**Given problem**
Find the lines containing the word "Area" and copy every one of them.

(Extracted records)
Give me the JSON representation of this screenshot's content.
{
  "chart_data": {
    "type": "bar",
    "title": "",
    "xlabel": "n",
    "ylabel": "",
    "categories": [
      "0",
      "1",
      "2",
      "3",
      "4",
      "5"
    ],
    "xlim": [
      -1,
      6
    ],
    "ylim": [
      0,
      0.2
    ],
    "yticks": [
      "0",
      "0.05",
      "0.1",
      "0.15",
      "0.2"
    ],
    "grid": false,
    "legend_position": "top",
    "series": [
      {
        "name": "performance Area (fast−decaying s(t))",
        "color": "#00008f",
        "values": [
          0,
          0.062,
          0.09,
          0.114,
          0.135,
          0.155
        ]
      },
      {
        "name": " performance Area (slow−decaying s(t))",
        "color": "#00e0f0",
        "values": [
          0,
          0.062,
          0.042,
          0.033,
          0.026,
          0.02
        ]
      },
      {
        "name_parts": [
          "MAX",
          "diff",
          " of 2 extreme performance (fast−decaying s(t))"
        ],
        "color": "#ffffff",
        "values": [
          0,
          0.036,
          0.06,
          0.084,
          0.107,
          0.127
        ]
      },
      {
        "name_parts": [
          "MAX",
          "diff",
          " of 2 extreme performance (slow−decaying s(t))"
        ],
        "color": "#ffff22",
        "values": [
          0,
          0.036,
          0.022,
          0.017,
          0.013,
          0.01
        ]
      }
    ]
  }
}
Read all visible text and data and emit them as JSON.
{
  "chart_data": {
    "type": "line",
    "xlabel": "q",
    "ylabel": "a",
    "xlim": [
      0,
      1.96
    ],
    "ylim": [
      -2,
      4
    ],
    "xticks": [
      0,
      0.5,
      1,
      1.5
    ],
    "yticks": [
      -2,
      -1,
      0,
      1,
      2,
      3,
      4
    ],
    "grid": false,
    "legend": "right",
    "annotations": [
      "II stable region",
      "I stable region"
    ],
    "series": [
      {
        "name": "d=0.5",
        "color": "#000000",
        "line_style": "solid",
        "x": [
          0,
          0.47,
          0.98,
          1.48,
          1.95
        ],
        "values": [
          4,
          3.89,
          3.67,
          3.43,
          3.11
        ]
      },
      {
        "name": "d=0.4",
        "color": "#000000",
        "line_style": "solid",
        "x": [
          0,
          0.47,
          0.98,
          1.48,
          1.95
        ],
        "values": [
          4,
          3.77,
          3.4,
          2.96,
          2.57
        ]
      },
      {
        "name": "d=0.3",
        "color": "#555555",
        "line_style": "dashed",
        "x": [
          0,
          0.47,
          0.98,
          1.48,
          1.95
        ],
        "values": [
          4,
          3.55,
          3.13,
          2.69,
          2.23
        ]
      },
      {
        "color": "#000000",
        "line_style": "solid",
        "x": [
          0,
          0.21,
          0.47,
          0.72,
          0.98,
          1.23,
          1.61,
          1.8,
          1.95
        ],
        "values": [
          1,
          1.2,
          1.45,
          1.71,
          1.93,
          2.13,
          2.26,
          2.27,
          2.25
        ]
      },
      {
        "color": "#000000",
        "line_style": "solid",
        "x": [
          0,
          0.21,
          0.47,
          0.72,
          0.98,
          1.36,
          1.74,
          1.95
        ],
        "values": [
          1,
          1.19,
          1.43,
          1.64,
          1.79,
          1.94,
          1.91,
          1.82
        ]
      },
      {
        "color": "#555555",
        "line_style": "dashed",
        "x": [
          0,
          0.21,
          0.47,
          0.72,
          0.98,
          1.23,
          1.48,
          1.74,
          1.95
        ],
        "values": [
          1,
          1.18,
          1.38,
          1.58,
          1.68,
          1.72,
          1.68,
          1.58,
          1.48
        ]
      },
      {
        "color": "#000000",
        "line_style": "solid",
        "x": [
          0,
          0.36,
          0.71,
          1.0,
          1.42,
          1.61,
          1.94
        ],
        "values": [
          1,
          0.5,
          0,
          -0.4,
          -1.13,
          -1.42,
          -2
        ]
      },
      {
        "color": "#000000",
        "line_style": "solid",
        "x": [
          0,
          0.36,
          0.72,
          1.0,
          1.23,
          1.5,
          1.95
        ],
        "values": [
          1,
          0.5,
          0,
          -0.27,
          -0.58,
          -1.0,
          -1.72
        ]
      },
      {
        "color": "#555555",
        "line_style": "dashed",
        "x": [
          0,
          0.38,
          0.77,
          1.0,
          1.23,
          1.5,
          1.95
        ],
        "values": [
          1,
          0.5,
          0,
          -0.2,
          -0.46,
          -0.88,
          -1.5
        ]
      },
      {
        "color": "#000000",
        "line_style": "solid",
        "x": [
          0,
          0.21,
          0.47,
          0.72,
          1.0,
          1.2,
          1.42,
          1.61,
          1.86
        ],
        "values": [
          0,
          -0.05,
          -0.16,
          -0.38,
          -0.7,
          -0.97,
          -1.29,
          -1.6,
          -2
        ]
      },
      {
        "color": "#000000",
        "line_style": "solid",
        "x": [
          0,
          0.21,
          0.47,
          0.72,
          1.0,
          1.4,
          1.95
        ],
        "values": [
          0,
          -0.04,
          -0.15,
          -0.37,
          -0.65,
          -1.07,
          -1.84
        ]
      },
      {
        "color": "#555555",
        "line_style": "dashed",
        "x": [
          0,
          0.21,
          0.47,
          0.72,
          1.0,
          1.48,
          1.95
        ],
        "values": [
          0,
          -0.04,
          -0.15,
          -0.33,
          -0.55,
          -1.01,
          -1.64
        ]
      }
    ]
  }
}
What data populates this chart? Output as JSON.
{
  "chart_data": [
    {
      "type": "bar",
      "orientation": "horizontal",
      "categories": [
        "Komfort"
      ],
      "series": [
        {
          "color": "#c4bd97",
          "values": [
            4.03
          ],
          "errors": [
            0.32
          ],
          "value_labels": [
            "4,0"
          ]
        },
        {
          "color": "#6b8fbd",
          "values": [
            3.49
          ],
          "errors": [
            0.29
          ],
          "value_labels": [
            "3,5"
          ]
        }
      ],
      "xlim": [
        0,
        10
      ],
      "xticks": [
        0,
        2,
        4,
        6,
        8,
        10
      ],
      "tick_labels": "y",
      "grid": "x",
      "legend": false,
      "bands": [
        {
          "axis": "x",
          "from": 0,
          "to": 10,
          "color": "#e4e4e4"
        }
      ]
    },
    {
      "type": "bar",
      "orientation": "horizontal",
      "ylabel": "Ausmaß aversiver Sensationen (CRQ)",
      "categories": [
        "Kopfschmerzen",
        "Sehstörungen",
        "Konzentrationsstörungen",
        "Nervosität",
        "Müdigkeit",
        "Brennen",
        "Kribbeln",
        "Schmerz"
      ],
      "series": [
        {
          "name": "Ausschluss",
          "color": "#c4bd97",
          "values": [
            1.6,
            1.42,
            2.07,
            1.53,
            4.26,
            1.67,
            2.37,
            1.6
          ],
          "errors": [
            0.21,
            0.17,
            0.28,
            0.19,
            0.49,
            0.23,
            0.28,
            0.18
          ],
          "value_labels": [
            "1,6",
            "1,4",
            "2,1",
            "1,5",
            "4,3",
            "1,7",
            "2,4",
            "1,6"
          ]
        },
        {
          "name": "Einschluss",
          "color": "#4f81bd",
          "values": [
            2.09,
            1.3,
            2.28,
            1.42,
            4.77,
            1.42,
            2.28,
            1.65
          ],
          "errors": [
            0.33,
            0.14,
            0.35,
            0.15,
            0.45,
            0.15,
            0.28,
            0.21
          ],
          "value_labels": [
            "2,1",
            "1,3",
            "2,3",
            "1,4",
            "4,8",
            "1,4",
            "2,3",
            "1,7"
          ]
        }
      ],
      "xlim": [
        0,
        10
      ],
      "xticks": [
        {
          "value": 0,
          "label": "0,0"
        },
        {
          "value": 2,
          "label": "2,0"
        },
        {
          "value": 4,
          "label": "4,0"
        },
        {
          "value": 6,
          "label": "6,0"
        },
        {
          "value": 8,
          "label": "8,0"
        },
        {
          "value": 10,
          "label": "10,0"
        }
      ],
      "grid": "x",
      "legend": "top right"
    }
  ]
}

**The answer**
        "name": "performance Area (fast−decaying s(t))",
        "name": " performance Area (slow−decaying s(t))",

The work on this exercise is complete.